# start of DATA TO PROCESS

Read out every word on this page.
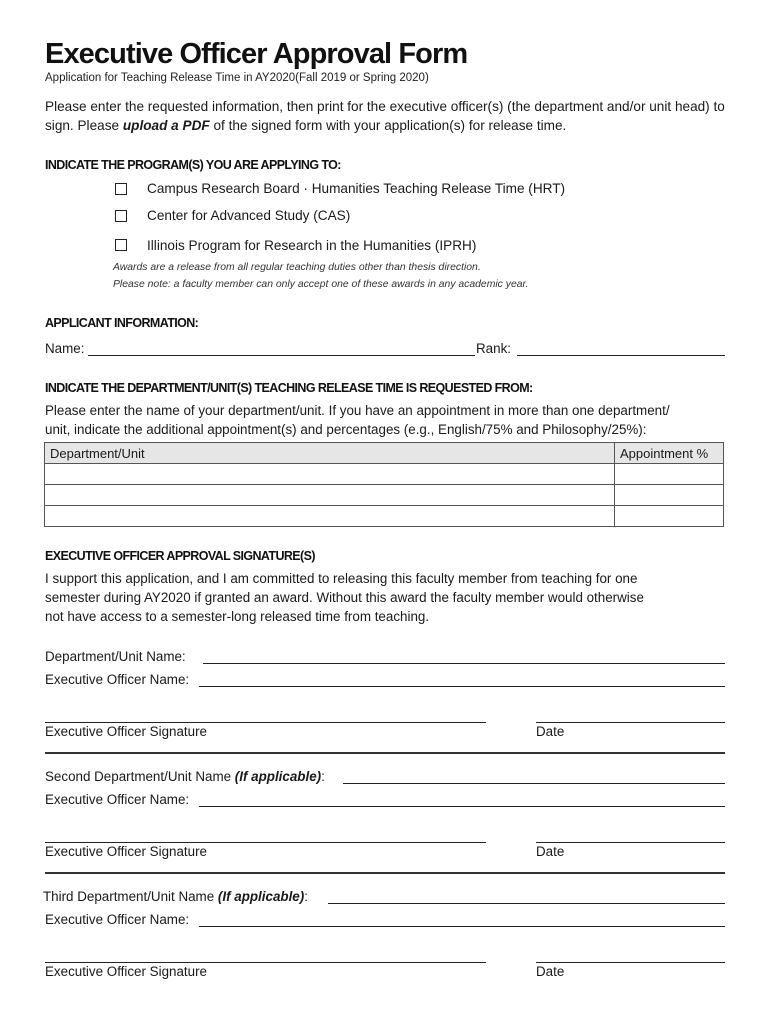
Executive Officer Approval Form
Application for Teaching Release Time in AY2020(Fall 2019 or Spring 2020)
Please enter the requested information, then print for the executive officer(s) (the department and/or unit head) to sign. Please upload a PDF of the signed form with your application(s) for release time.
INDICATE THE PROGRAM(S) YOU ARE APPLYING TO:
Campus Research Board · Humanities Teaching Release Time (HRT)
Center for Advanced Study (CAS)
Illinois Program for Research in the Humanities (IPRH)
Awards are a release from all regular teaching duties other than thesis direction.
Please note: a faculty member can only accept one of these awards in any academic year.
APPLICANT INFORMATION:
Name:	Rank:
INDICATE THE DEPARTMENT/UNIT(S) TEACHING RELEASE TIME IS REQUESTED FROM:
Please enter the name of your department/unit. If you have an appointment in more than one department/
unit, indicate the additional appointment(s) and percentages (e.g., English/75% and Philosophy/25%):
Department/Unit	Appointment %

EXECUTIVE OFFICER APPROVAL SIGNATURE(S)
I support this application, and I am committed to releasing this faculty member from teaching for one
semester during AY2020 if granted an award. Without this award the faculty member would otherwise
not have access to a semester-long released time from teaching.
Department/Unit Name:
Executive Officer Name:
Executive Officer Signature	Date
Second Department/Unit Name (If applicable):
Executive Officer Name:
Executive Officer Signature	Date
Third Department/Unit Name (If applicable):
Executive Officer Name:
Executive Officer Signature	Date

# end of DATA TO PROCESS

WRITTEN REQUEST
Give the number of lines above that hold the word "semester", and nothing more.

SOLVED EXERCISE
2